Print the complete set of entries exactly.

┄┄┄┄┄┄┄┄┄┄┄┄┄┄┄┄┄┄┄┄

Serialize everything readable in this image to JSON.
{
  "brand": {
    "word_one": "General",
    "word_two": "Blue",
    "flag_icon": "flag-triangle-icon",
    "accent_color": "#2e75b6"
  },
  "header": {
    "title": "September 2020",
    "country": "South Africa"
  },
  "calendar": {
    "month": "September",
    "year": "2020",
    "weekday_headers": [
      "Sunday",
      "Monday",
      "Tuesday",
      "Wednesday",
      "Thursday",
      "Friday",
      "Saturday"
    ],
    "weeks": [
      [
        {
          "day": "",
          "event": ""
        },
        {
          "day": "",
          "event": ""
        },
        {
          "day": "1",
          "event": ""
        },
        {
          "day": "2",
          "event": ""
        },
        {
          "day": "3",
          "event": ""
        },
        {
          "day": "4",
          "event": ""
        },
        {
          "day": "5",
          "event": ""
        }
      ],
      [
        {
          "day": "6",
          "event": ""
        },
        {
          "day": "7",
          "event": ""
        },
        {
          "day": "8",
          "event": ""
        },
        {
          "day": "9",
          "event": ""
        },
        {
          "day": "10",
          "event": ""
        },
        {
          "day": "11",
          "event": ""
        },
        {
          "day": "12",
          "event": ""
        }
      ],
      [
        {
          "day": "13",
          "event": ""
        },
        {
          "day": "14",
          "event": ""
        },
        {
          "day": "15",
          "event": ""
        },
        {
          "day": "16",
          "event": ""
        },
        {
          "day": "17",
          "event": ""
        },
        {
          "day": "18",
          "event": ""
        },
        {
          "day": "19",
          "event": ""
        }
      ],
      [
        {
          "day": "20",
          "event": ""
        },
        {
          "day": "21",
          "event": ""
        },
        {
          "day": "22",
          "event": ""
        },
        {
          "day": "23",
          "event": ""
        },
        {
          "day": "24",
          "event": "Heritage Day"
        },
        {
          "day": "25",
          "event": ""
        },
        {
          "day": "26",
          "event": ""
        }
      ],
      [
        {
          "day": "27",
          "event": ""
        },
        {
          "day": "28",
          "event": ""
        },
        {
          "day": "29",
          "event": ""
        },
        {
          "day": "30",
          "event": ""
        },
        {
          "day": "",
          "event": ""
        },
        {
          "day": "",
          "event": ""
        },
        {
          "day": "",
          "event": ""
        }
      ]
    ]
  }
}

┄┄┄┄┄┄┄┄┄┄┄┄┄┄┄┄┄┄┄┄

** Result for this task **
Serialize everything readable in this image to JSON.
{
  "brand": {
    "word_one": "General",
    "word_two": "Blue",
    "flag_icon": "flag-triangle-icon",
    "accent_color": "#2e75b6"
  },
  "header": {
    "title": "September 2020",
    "country": "South Africa"
  },
  "calendar": {
    "month": "September",
    "year": "2020",
    "weekday_headers": [
      "Sunday",
      "Monday",
      "Tuesday",
      "Wednesday",
      "Thursday",
      "Friday",
      "Saturday"
    ],
    "weeks": [
      [
        {
          "day": "",
          "event": ""
        },
        {
          "day": "",
          "event": ""
        },
        {
          "day": "1",
          "event": ""
        },
        {
          "day": "2",
          "event": ""
        },
        {
          "day": "3",
          "event": ""
        },
        {
          "day": "4",
          "event": ""
        },
        {
          "day": "5",
          "event": ""
        }
      ],
      [
        {
          "day": "6",
          "event": ""
        },
        {
          "day": "7",
          "event": ""
        },
        {
          "day": "8",
          "event": ""
        },
        {
          "day": "9",
          "event": ""
        },
        {
          "day": "10",
          "event": ""
        },
        {
          "day": "11",
          "event": ""
        },
        {
          "day": "12",
          "event": ""
        }
      ],
      [
        {
          "day": "13",
          "event": ""
        },
        {
          "day": "14",
          "event": ""
        },
        {
          "day": "15",
          "event": ""
        },
        {
          "day": "16",
          "event": ""
        },
        {
          "day": "17",
          "event": ""
        },
        {
          "day": "18",
          "event": ""
        },
        {
          "day": "19",
          "event": ""
        }
      ],
      [
        {
          "day": "20",
          "event": ""
        },
        {
          "day": "21",
          "event": ""
        },
        {
          "day": "22",
          "event": ""
        },
        {
          "day": "23",
          "event": ""
        },
        {
          "day": "24",
          "event": "Heritage Day"
        },
        {
          "day": "25",
          "event": ""
        },
        {
          "day": "26",
          "event": ""
        }
      ],
      [
        {
          "day": "27",
          "event": ""
        },
        {
          "day": "28",
          "event": ""
        },
        {
          "day": "29",
          "event": ""
        },
        {
          "day": "30",
          "event": ""
        },
        {
          "day": "",
          "event": ""
        },
        {
          "day": "",
          "event": ""
        },
        {
          "day": "",
          "event": ""
        }
      ]
    ]
  }
}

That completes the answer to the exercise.